:: TEXT EXTRACT ::
══════════

We can see a striking difference in data availability between the more continuous automatic stations and the discontinuous manual surveys.

In [26]:
# Save the figure
fig.savefig(settings['plots_path']+"SWE_mean_climatology_basin"+test_basin_id+".png", dpi=300)

In [27]:
# Close the figure - please run this as it will ensure that we're not overloading the memory unnecessarily
plt.close(fig)

In [28]:
# Plot timeseries of the % of SWE stations with data in the test basin on the first day of each month
fig = data_availability_monthly_plots_1(SWE_stations_in_basin, SWE_testbasin_ds.swe, None, flag=0)

<IPython.core.display.Javascript object>

This shows timeseries of the percentage of all SWE stations in the test basin that actually have observations on the first day of each month (subplots). E.g., if all stations have data on the 1st of June 2000, the corresponding bar should show 100%. The reason we focus on the first of each month is because we will only be using these data as they correspond to the hindcast start dates (generated in the next Notebook). 

In [29]:
# Save the figure
fig.savefig(settings['plots_path']+"SWE_monthly_availability_1_basin"+test_basin_id+".png", dpi=300)

In [30]:
# Close the figure - please run this as it will ensure that we're not overloading the memory unnecessarily
plt.close(fig)

══════════

:: RAW DATA ::
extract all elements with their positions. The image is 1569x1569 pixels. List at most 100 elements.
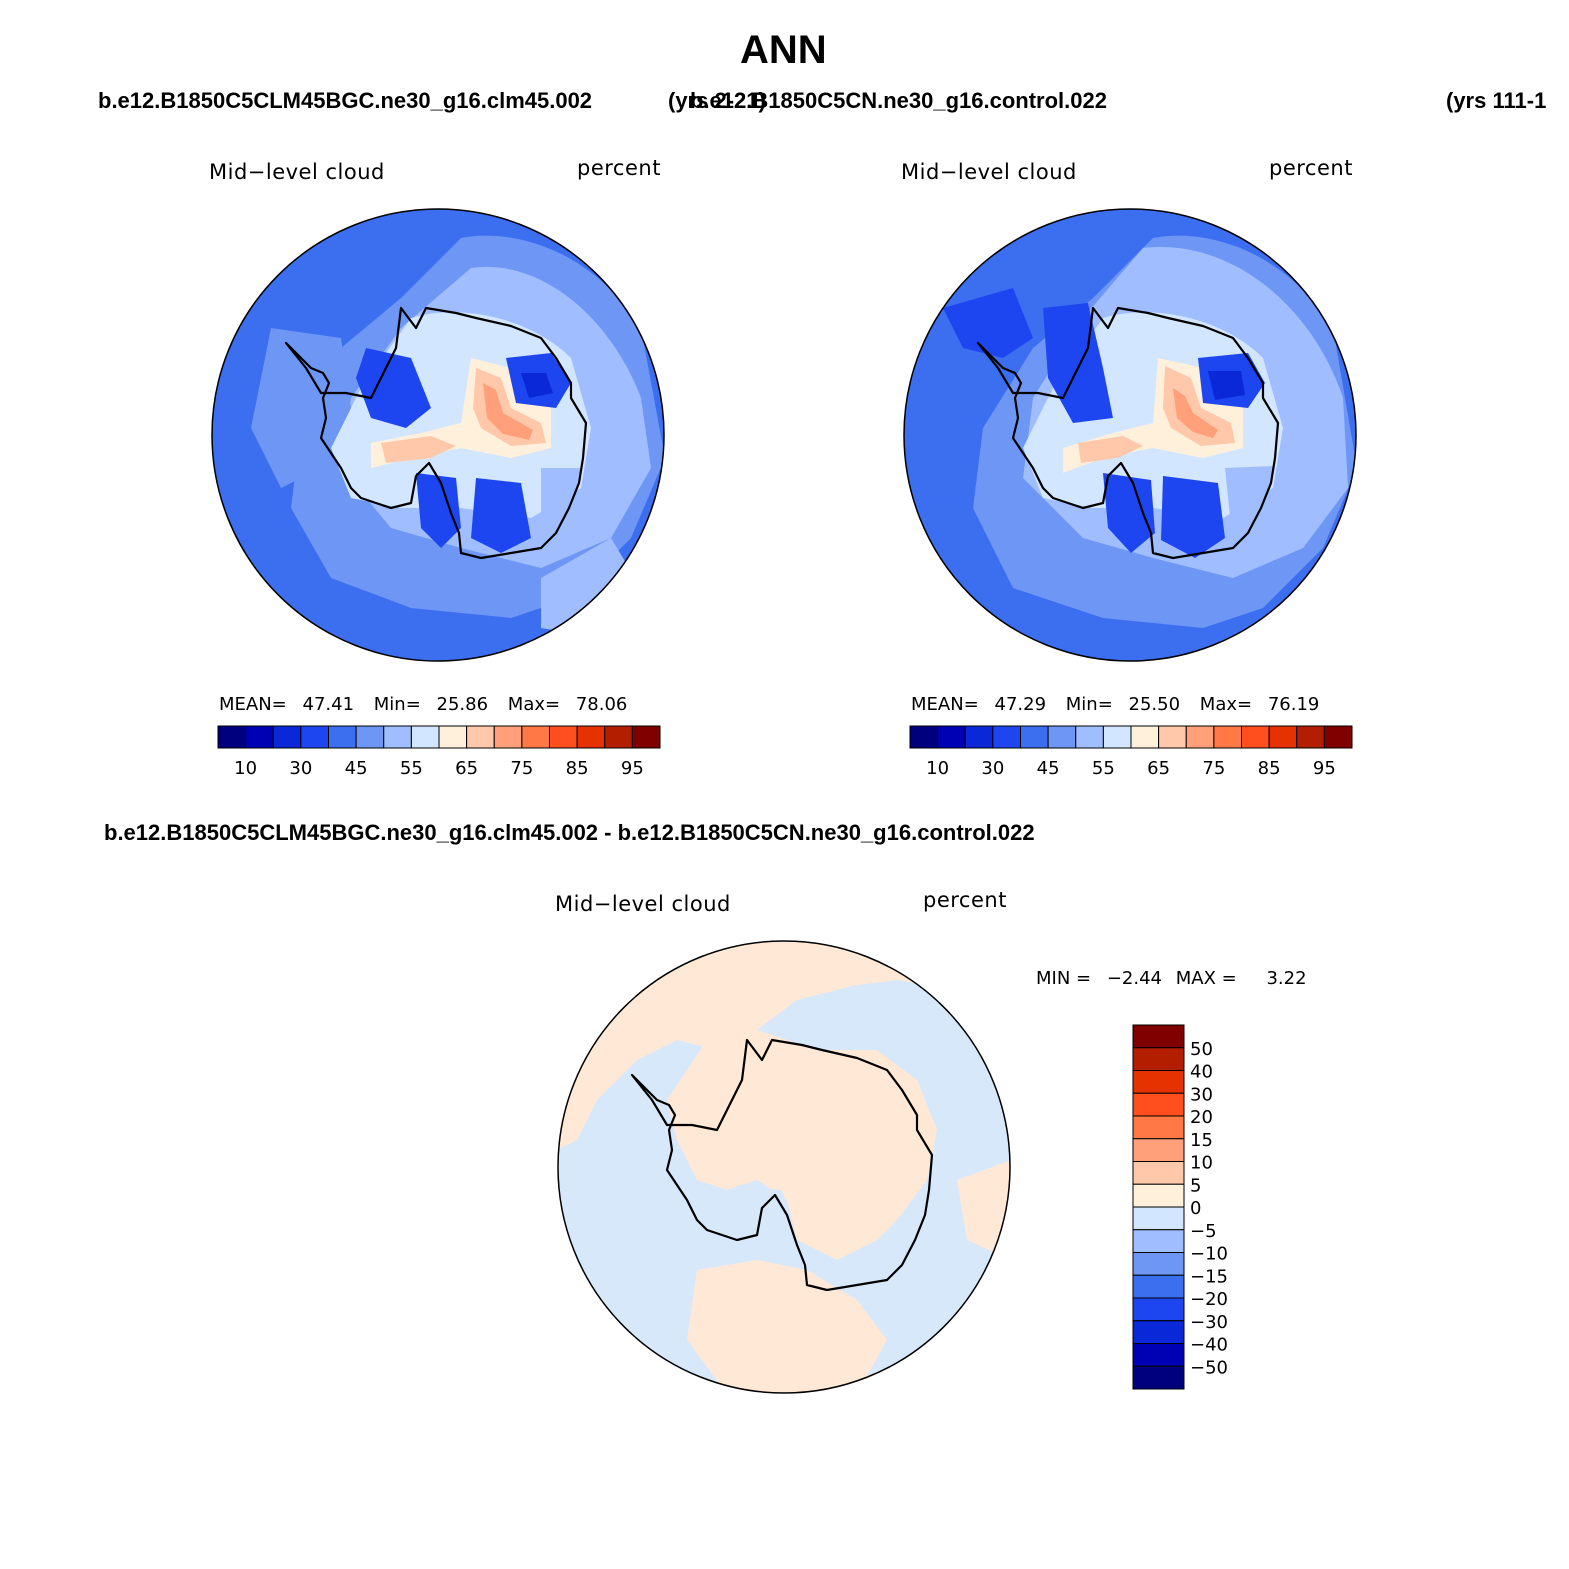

══════════

:: EXERCISE SET ::
A. In the SWE data-availability notebook excerpt, why does the analysis look only at the first day of each month?
B. Continue the SWE data-availability notebook excerpt from the point where it stops.

:: ANSWERS ::
A. Because these data will only be used as they correspond to the hindcast start dates, which are generated in the next notebook.

B.
We understand that SWE measurements may not always be taken on the first of the month if they are manual measurements. In order to check how far from the first of each month measurements are taken within the test basin, we plot the SWE observations available around the first of day of each month.

In [31]:
# Plot bar charts of the days with SWE observations around the first day of each month
SWE_testbasin_df.columns = SWE_testbasin_df.columns.map(str)
fig = data_availability_monthly_plots_2(SWE_testbasin_df)

<IPython.core.display.Javascript object>

For the Bow at Banff, it looks like most of the manual SWE measurements are taken within a +/- 7 day window around the first day of each month during the snow accumulation period. These results could help us refine the time window used for the infilling (see user-specified variable at the top of this Notebook).

In [32]:
# Save the figure
fig.savefig(settings['plots_path']+"SWE_monthly_availability_2_basin"+test_basin_id+".png", dpi=300)

In [33]:
# Close the figure - please run this as it will ensure that we're not overloading the memory unnecessarily
plt.close(fig)

## Pre-process the SWE and precipitation basin datasets

### Precipitation pre-processing

We will first need to calculate water year station cumulative precipitation outputs to use as a proxy for SWE during the infilling step later on.

In [34]:

# Plot a bar chart of the number of times each donor station was used for infilling
count = []

for s in SWE_P_testbasin_df.columns.values:
    count_s = SWE_testbasin_gapfilled_ds.donor_stations.where(SWE_testbasin_gapfilled_ds.donor_stations==s).count().data
    count.append(count_s)

fig = plt.figure()
plt.bar(SWE_P_testbasin_df.columns.values, count, color='b')
plt.xticks(rotation=90)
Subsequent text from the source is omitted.